_WRITTEN INSTRUCTION_
State only how many lines contain the string "Gold".

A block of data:
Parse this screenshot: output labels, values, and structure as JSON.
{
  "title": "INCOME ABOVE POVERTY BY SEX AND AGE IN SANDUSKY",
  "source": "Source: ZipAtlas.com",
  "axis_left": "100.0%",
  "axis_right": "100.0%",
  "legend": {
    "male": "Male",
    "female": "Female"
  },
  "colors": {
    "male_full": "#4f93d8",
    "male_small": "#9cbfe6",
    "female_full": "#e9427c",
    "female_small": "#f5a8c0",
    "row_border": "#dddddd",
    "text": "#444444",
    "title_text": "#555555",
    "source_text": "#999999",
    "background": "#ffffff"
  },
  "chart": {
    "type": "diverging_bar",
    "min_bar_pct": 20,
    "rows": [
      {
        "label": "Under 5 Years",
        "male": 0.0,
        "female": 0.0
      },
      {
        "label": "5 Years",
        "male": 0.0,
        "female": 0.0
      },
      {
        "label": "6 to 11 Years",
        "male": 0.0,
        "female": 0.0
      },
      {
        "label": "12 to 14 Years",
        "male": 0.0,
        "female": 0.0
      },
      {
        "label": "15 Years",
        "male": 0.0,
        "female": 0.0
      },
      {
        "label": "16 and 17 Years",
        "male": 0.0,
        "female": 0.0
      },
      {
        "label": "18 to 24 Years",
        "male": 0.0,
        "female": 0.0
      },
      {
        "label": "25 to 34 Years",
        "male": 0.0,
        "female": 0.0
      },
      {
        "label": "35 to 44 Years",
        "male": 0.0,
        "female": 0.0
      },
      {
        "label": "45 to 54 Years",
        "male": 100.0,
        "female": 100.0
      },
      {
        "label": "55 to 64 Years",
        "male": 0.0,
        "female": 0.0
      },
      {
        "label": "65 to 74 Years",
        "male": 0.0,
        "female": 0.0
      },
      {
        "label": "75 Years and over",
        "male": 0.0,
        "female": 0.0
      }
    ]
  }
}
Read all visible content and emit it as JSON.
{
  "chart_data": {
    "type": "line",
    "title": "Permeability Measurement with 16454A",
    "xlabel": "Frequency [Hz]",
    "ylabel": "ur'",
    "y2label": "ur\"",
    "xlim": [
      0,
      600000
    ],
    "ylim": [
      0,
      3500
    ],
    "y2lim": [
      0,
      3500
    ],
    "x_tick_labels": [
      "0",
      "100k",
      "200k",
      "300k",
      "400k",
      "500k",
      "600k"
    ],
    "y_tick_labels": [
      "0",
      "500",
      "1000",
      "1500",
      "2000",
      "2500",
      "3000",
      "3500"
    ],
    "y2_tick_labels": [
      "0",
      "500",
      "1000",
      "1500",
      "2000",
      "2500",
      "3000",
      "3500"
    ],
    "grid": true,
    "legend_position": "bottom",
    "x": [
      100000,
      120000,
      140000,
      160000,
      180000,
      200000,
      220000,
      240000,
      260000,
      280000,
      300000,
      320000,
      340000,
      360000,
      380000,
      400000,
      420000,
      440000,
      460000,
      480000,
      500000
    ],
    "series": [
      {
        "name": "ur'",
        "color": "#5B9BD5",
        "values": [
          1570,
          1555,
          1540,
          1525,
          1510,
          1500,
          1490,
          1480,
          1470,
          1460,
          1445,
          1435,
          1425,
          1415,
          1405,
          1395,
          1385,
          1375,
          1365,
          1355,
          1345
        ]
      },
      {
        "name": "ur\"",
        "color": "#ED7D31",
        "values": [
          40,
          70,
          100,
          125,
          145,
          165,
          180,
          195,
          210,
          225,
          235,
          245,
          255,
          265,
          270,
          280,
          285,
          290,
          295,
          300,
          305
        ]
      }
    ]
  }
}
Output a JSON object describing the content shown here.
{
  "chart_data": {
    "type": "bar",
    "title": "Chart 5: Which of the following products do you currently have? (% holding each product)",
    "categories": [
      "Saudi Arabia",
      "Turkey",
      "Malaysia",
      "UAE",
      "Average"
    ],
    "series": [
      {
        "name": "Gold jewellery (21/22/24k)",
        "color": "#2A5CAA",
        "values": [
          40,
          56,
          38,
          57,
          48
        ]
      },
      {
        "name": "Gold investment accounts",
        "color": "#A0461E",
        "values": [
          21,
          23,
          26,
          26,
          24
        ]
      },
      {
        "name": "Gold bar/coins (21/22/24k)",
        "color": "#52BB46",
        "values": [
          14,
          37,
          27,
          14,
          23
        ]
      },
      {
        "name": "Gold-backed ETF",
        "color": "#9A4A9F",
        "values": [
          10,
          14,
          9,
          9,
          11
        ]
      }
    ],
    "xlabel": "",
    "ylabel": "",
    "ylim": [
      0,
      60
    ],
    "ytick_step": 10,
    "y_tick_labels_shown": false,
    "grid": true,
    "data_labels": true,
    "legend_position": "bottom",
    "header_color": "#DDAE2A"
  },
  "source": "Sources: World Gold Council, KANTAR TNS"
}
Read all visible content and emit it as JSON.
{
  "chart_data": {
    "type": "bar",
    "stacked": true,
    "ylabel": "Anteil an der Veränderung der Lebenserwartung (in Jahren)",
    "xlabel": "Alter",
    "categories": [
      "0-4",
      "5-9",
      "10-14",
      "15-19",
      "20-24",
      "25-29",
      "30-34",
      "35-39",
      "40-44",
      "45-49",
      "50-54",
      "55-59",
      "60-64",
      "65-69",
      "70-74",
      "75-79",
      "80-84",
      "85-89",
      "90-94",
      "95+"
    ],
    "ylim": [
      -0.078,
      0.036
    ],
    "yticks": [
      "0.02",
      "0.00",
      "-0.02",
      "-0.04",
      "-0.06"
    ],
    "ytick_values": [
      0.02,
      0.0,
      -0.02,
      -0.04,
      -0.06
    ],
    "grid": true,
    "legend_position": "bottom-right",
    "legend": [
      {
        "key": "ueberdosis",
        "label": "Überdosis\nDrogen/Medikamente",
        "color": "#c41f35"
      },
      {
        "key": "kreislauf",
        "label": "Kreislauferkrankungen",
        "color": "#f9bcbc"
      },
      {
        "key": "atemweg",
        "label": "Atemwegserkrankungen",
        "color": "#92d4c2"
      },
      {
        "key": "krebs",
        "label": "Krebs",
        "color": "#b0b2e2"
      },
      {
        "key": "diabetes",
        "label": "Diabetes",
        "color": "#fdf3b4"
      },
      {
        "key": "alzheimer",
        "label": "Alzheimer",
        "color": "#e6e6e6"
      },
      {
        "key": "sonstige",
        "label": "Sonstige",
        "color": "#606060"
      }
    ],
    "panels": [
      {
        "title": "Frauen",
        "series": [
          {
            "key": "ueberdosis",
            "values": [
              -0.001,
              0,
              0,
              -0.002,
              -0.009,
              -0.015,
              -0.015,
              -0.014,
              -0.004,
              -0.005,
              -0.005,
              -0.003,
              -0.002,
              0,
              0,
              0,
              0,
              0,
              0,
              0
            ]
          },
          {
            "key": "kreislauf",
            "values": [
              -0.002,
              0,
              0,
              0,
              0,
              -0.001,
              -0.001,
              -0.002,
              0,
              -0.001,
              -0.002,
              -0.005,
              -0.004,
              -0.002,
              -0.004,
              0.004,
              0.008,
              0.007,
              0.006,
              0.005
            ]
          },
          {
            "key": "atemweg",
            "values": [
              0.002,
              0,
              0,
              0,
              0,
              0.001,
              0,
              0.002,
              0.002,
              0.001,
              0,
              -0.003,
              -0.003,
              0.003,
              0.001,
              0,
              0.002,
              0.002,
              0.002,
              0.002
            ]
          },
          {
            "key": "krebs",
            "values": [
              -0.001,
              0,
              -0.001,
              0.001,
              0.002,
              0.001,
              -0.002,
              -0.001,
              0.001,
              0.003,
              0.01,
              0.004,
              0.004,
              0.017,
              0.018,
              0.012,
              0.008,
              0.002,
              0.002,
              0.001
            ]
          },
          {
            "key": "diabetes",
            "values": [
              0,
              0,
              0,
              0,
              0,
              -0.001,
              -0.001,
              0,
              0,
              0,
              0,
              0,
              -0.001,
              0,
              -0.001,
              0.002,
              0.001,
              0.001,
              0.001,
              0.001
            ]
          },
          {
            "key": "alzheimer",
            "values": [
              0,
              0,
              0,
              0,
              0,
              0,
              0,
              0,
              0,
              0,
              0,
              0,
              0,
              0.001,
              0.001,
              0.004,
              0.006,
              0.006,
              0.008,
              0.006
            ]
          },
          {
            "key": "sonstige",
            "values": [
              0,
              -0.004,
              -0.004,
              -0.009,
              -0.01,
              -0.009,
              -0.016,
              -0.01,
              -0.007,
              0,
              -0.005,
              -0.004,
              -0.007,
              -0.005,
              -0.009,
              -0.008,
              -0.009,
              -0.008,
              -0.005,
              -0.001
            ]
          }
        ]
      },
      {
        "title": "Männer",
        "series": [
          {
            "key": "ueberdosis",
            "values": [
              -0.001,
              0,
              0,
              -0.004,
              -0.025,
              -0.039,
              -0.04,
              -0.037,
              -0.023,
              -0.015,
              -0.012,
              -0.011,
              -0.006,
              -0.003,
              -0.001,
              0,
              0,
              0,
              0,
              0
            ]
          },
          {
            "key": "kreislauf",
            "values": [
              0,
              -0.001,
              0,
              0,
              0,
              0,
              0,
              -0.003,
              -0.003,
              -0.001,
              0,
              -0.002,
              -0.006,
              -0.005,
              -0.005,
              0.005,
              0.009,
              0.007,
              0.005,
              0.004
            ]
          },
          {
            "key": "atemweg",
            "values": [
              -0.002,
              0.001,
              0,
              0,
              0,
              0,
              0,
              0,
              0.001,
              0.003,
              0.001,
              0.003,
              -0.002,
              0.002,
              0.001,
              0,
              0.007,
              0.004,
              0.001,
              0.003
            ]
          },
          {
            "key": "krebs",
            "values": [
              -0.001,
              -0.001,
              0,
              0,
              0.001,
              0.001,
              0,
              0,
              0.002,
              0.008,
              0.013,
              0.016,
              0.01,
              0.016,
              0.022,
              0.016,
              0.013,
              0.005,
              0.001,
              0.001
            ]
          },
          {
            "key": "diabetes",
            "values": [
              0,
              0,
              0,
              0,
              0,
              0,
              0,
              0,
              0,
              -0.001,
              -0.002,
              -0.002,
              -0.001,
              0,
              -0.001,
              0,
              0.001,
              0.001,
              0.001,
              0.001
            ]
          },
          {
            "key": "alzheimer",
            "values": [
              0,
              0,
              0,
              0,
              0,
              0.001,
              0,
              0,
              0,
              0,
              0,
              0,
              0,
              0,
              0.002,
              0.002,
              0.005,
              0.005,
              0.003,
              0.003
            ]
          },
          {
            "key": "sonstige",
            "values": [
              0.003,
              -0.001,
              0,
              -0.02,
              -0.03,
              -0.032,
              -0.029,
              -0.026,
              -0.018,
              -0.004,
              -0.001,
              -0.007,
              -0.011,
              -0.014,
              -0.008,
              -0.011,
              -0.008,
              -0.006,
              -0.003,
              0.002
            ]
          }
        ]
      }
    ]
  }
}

_WRITTEN REPLY_
5